## Task statement
Repeat everything from the start of the records down to the line containing "y-tick-label-left: 8K <box>73", including that line, with no changes.

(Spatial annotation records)
=======

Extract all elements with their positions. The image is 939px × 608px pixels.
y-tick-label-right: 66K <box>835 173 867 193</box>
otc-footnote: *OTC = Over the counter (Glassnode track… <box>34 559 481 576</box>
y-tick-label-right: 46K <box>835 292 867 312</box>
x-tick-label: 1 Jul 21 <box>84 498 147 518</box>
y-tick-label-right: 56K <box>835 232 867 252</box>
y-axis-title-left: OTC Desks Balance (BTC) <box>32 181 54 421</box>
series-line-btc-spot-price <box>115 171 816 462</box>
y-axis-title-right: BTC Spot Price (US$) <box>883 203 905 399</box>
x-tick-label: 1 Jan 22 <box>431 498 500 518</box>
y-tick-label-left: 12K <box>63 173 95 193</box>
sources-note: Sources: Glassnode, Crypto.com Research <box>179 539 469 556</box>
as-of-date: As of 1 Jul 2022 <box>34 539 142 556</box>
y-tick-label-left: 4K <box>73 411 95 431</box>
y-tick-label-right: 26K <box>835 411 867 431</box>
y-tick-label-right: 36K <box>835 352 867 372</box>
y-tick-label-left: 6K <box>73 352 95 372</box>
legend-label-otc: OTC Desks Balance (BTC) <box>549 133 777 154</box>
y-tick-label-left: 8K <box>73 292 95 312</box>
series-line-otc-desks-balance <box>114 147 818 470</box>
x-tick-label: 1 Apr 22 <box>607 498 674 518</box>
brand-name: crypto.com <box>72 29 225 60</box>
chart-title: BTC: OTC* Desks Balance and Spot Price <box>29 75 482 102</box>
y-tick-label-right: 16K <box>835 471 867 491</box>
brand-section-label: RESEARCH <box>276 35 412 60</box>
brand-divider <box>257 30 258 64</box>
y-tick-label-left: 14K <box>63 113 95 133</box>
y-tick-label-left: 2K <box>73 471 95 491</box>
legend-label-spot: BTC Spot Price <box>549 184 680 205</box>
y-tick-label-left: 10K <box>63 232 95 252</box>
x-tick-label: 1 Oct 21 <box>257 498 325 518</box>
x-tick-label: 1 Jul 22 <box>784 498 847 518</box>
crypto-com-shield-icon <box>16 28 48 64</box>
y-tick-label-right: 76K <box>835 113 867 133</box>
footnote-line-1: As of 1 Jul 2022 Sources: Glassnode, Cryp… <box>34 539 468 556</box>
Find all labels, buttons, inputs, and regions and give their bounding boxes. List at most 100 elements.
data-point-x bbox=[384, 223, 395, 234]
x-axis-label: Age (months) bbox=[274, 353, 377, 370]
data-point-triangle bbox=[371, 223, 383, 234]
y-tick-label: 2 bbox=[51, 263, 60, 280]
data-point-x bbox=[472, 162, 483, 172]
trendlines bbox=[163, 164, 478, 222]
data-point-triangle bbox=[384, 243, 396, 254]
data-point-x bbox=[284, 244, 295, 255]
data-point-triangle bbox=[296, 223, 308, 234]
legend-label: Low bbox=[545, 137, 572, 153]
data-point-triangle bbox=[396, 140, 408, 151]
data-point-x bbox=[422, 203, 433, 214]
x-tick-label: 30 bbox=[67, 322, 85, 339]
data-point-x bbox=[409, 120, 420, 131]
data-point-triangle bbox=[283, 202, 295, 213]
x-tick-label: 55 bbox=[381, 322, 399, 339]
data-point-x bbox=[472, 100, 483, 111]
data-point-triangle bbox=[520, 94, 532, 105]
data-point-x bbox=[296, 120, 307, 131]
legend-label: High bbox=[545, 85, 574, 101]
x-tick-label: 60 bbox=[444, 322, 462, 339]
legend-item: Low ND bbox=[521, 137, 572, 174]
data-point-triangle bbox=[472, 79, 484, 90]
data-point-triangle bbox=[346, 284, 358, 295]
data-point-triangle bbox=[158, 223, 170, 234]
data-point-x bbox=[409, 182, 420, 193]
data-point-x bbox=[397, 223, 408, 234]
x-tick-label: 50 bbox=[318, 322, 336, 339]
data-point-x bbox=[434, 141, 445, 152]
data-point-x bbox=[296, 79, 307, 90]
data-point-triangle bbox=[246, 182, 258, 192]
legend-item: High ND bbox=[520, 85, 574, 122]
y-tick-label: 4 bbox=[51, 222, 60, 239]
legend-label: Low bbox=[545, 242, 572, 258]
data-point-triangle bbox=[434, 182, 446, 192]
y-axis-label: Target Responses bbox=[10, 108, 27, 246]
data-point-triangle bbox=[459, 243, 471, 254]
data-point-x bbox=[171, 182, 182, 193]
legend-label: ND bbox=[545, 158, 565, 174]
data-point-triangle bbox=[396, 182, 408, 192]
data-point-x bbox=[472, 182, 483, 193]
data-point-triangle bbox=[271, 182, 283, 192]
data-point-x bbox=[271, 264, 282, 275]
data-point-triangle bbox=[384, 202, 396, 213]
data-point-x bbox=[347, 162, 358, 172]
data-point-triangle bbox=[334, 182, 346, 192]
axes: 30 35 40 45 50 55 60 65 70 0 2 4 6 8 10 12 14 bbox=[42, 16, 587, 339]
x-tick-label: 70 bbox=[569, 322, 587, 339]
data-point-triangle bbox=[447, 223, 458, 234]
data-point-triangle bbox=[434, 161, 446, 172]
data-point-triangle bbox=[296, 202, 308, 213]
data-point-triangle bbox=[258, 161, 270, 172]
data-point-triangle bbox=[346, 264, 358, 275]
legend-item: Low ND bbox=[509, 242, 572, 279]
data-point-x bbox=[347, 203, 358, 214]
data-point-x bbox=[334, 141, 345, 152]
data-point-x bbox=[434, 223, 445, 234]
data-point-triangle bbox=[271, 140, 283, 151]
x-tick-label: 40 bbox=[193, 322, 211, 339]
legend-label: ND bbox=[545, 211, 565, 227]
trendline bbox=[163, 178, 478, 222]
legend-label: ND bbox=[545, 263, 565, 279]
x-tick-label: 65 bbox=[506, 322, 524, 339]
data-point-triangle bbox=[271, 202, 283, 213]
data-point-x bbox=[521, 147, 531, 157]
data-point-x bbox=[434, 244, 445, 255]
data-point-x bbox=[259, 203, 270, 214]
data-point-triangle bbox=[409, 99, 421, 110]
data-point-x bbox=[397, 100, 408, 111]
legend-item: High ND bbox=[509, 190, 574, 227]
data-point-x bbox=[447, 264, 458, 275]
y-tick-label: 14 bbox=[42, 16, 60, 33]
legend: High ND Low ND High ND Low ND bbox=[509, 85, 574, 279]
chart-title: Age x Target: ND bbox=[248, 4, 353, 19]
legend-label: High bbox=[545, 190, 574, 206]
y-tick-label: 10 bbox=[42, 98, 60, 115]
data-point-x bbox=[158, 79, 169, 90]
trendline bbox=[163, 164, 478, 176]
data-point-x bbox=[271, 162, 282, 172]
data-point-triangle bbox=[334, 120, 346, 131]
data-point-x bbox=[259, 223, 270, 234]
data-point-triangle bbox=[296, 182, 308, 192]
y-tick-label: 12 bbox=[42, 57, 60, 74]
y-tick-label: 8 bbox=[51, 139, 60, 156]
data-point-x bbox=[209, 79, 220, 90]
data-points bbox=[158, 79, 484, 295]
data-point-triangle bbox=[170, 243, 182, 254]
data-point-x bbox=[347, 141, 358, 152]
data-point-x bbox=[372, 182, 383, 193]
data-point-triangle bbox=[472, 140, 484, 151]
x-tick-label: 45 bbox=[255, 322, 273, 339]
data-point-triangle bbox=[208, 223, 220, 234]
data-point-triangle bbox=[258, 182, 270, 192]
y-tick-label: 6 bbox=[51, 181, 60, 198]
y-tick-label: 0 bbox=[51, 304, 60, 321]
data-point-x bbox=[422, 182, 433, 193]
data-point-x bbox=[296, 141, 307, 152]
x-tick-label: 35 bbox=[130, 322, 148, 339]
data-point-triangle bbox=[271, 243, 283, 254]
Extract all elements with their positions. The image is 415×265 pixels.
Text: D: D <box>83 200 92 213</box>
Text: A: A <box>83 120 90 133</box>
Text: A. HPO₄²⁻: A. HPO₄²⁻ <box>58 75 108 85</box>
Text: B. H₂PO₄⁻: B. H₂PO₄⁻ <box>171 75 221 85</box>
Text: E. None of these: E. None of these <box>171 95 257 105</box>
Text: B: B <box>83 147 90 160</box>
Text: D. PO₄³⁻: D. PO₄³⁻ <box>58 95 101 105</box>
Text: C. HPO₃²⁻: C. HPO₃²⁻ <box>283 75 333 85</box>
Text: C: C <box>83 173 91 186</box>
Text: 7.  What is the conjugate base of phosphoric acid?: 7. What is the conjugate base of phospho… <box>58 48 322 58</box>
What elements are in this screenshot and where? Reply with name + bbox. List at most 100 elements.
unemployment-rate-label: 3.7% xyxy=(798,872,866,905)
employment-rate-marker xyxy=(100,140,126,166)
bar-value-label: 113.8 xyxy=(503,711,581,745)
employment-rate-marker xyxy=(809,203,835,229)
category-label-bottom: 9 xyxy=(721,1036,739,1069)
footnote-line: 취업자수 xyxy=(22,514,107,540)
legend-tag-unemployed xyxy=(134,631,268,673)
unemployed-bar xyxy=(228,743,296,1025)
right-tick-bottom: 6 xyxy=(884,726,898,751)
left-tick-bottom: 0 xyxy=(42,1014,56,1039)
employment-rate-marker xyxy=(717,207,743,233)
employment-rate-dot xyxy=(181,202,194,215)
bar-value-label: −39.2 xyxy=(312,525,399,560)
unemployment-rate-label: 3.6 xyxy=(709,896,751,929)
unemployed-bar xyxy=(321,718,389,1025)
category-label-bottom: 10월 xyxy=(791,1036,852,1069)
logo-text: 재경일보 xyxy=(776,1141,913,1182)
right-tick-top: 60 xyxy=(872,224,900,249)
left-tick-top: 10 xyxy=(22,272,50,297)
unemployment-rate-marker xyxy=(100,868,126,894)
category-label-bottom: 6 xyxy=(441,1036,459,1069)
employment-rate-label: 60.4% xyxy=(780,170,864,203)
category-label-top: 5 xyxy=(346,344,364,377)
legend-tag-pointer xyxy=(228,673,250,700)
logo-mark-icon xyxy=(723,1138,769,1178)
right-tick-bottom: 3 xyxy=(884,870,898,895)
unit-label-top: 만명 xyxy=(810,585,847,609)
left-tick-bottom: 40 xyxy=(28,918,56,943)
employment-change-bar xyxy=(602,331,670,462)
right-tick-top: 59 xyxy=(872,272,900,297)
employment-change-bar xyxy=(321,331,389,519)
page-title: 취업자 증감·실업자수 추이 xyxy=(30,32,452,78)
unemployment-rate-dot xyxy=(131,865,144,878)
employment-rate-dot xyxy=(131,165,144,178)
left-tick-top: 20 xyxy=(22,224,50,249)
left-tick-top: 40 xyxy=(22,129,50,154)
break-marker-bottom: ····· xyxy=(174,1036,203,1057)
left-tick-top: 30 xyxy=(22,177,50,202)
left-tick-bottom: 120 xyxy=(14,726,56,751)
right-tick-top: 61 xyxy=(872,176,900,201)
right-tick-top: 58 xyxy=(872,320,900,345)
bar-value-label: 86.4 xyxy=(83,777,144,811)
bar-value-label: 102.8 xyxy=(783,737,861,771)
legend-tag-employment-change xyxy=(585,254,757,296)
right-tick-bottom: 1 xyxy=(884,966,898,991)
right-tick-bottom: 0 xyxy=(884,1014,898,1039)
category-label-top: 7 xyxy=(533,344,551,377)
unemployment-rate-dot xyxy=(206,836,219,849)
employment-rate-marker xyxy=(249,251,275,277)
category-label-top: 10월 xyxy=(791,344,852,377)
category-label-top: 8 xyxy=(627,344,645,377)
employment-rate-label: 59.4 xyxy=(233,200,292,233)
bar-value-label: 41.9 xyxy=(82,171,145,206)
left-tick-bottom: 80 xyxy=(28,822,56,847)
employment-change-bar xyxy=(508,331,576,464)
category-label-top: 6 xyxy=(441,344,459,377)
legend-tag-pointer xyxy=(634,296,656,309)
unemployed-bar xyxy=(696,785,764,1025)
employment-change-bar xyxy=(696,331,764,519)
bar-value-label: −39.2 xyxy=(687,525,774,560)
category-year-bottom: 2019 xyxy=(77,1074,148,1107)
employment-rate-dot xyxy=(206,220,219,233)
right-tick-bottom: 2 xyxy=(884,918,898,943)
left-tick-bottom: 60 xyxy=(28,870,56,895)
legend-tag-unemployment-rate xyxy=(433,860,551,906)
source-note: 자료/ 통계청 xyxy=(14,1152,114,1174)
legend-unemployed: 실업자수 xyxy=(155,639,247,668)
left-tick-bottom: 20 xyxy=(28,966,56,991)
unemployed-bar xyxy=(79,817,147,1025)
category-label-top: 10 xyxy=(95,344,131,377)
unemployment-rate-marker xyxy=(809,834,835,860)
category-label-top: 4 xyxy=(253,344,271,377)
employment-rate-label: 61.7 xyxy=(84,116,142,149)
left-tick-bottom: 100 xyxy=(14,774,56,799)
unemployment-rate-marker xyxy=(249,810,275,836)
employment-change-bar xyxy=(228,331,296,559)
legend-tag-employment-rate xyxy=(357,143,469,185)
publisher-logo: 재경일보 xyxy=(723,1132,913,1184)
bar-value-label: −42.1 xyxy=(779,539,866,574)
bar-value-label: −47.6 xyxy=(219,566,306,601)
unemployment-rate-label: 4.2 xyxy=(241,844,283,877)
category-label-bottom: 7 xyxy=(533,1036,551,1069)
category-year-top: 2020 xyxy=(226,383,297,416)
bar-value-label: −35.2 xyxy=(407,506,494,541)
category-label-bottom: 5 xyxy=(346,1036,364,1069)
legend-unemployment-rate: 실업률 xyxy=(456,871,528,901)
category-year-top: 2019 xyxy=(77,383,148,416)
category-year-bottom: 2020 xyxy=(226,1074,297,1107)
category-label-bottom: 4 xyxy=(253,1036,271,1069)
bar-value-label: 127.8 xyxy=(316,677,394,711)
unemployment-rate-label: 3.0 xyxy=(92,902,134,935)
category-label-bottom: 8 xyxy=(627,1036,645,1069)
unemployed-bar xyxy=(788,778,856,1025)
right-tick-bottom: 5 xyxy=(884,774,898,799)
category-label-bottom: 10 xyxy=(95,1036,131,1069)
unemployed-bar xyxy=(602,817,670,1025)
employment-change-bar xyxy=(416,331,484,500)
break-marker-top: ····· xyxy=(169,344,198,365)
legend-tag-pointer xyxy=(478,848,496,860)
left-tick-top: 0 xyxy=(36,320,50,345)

=======

## Finished answer
Extract all elements with their positions. The image is 939px × 608px pixels.
y-tick-label-right: 66K <box>835 173 867 193</box>
otc-footnote: *OTC = Over the counter (Glassnode track… <box>34 559 481 576</box>
y-tick-label-right: 46K <box>835 292 867 312</box>
x-tick-label: 1 Jul 21 <box>84 498 147 518</box>
y-tick-label-right: 56K <box>835 232 867 252</box>
y-axis-title-left: OTC Desks Balance (BTC) <box>32 181 54 421</box>
series-line-btc-spot-price <box>115 171 816 462</box>
y-axis-title-right: BTC Spot Price (US$) <box>883 203 905 399</box>
x-tick-label: 1 Jan 22 <box>431 498 500 518</box>
y-tick-label-left: 12K <box>63 173 95 193</box>
sources-note: Sources: Glassnode, Crypto.com Research <box>179 539 469 556</box>
as-of-date: As of 1 Jul 2022 <box>34 539 142 556</box>
y-tick-label-left: 4K <box>73 411 95 431</box>
y-tick-label-right: 26K <box>835 411 867 431</box>
y-tick-label-right: 36K <box>835 352 867 372</box>
y-tick-label-left: 6K <box>73 352 95 372</box>
legend-label-otc: OTC Desks Balance (BTC) <box>549 133 777 154</box>
y-tick-label-left: 8K <box>73 292 95 312</box>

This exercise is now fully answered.